SHORT EXERCISE
Both the line containing "Transcribe this image's" and the line containing "Enumerate this screenshot's" belong in the copy, as do all lines between them, copied exactly; pictures do not.

-=-=-

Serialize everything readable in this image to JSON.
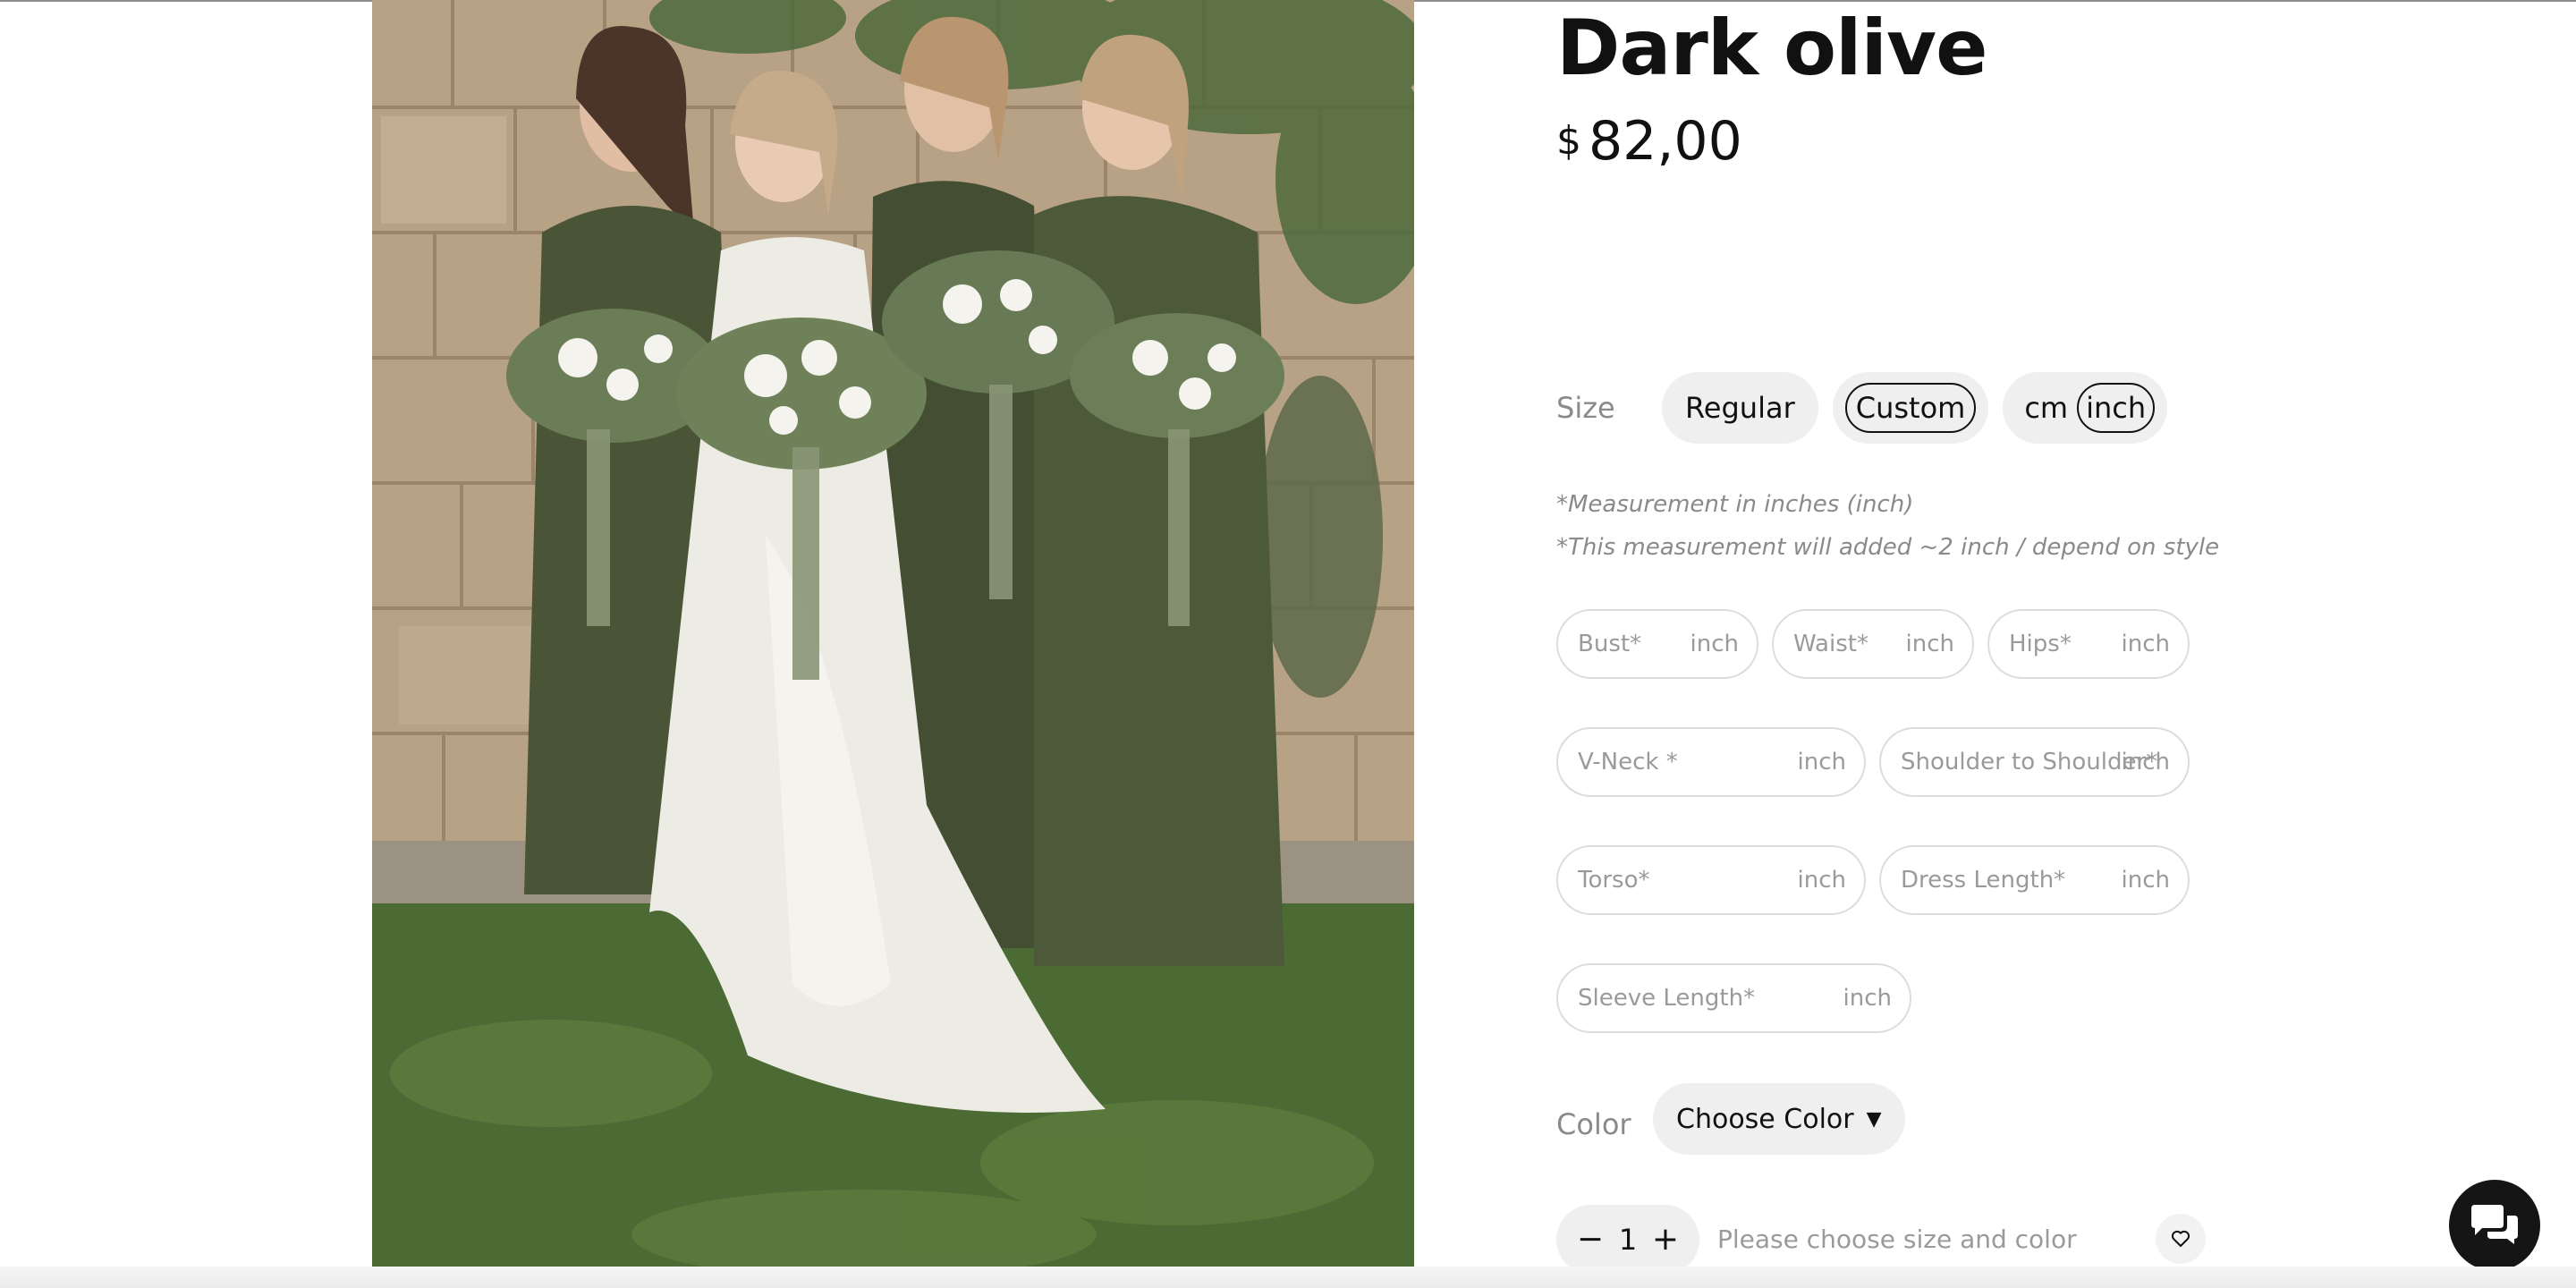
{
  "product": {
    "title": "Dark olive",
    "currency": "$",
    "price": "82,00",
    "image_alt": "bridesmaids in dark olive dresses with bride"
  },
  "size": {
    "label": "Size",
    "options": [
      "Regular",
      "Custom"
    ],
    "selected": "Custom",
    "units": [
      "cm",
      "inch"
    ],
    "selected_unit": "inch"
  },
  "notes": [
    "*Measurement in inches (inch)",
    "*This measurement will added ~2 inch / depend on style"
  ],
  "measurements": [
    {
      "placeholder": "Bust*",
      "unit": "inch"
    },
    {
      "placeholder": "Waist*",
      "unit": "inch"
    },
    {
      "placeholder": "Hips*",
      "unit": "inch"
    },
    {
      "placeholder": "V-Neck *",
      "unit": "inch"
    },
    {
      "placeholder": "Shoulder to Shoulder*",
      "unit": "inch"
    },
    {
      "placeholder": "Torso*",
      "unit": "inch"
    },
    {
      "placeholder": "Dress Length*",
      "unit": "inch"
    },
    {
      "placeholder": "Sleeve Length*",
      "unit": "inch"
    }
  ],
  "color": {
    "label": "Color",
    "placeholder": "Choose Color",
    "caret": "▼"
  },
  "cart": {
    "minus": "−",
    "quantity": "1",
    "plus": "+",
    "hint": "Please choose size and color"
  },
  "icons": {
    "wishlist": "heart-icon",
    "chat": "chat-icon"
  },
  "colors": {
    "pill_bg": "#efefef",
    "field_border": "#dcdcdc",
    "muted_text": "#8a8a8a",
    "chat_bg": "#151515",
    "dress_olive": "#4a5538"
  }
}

-=-=-

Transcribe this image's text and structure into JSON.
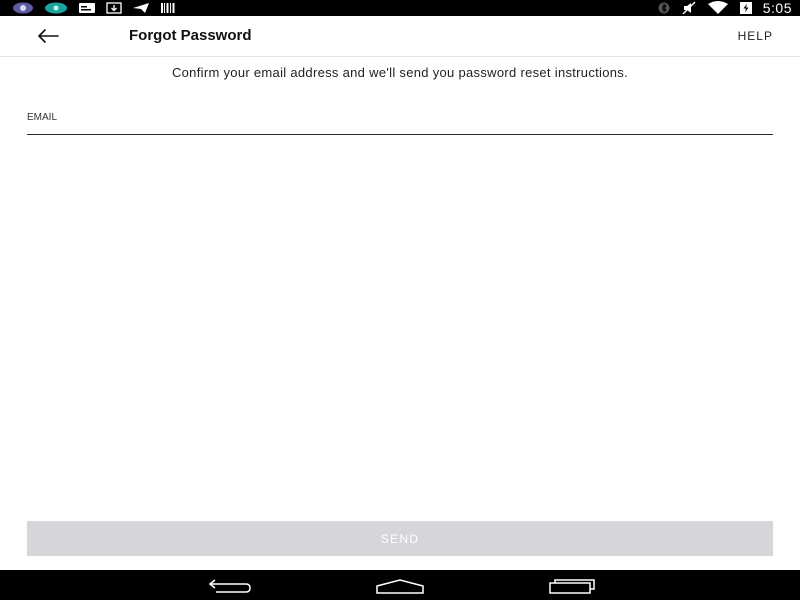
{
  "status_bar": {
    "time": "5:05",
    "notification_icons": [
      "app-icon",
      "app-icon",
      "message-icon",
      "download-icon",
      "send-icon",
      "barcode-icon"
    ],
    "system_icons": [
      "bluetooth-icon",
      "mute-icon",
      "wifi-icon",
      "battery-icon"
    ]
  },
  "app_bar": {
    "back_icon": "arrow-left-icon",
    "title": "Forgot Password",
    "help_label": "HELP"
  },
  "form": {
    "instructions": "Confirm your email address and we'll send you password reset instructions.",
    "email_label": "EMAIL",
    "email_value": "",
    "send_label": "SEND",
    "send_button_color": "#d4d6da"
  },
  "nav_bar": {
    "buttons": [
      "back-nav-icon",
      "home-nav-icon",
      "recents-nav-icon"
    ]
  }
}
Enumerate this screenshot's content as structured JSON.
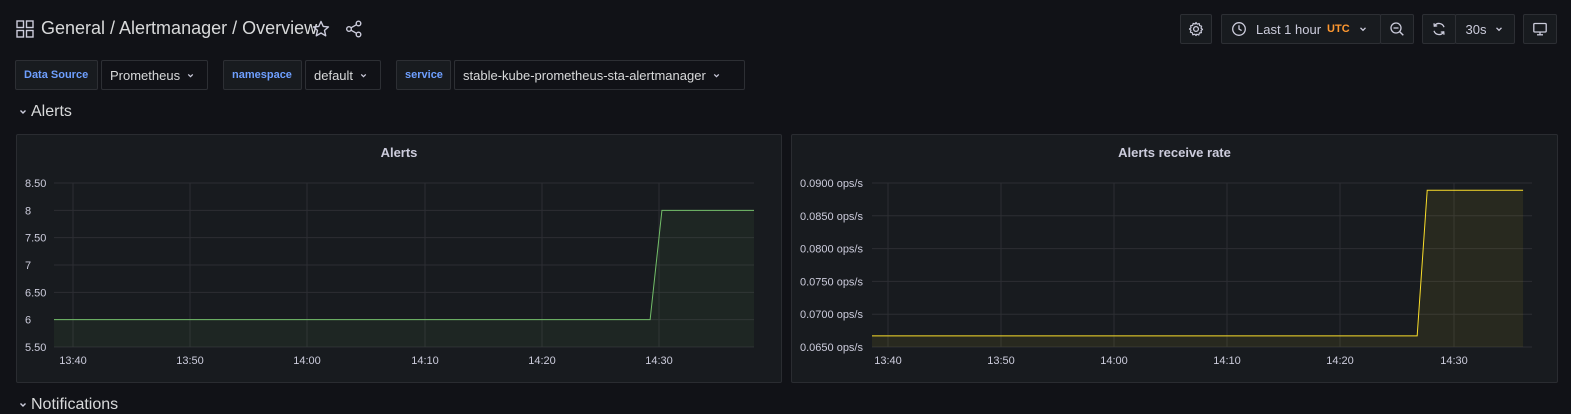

-=-=-

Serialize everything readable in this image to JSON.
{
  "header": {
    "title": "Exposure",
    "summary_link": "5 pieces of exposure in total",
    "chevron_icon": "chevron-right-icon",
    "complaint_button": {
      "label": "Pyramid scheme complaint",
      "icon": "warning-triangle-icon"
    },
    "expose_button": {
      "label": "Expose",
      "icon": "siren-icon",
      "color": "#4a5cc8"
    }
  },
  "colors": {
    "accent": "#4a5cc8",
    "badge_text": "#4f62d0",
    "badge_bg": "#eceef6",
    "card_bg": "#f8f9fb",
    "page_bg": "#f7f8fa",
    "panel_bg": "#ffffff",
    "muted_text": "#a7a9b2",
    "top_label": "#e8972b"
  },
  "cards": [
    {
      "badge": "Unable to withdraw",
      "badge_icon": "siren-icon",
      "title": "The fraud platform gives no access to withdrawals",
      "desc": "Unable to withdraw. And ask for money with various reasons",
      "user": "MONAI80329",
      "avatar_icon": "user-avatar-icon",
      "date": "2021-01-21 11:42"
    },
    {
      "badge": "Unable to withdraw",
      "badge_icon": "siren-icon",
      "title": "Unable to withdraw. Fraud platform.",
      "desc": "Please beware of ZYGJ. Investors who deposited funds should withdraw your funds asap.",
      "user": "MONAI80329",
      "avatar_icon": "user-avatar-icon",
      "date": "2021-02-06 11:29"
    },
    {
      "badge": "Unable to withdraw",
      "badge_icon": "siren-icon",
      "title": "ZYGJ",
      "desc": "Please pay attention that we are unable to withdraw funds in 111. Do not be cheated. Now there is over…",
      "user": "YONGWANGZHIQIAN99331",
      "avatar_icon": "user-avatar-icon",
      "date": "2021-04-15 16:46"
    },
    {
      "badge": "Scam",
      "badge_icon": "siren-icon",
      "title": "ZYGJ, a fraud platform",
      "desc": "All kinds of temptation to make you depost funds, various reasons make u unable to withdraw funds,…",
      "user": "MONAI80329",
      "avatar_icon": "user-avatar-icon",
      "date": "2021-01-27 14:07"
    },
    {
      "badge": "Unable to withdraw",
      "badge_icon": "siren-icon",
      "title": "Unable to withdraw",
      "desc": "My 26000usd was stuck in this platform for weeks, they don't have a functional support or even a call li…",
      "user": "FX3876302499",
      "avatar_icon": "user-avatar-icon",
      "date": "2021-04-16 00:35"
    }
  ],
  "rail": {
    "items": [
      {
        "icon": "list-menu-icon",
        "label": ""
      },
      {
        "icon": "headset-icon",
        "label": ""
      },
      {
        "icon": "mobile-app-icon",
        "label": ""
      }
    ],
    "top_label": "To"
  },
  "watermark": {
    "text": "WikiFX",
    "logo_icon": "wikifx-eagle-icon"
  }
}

-=-=-

ANSWER TO THE TASK
Transcribe this image's text and structure into JSON.
{
  "status_bar": {
    "time": "5:05",
    "notification_icons": [
      "app-icon",
      "app-icon",
      "message-icon",
      "download-icon",
      "send-icon",
      "barcode-icon"
    ],
    "system_icons": [
      "bluetooth-icon",
      "mute-icon",
      "wifi-icon",
      "battery-icon"
    ]
  },
  "app_bar": {
    "back_icon": "arrow-left-icon",
    "title": "Forgot Password",
    "help_label": "HELP"
  },
  "form": {
    "instructions": "Confirm your email address and we'll send you password reset instructions.",
    "email_label": "EMAIL",
    "email_value": "",
    "send_label": "SEND",
    "send_button_color": "#d4d6da"
  },
  "nav_bar": {
    "buttons": [
      "back-nav-icon",
      "home-nav-icon",
      "recents-nav-icon"
    ]
  }
}
Enumerate this screenshot's content as structured JSON.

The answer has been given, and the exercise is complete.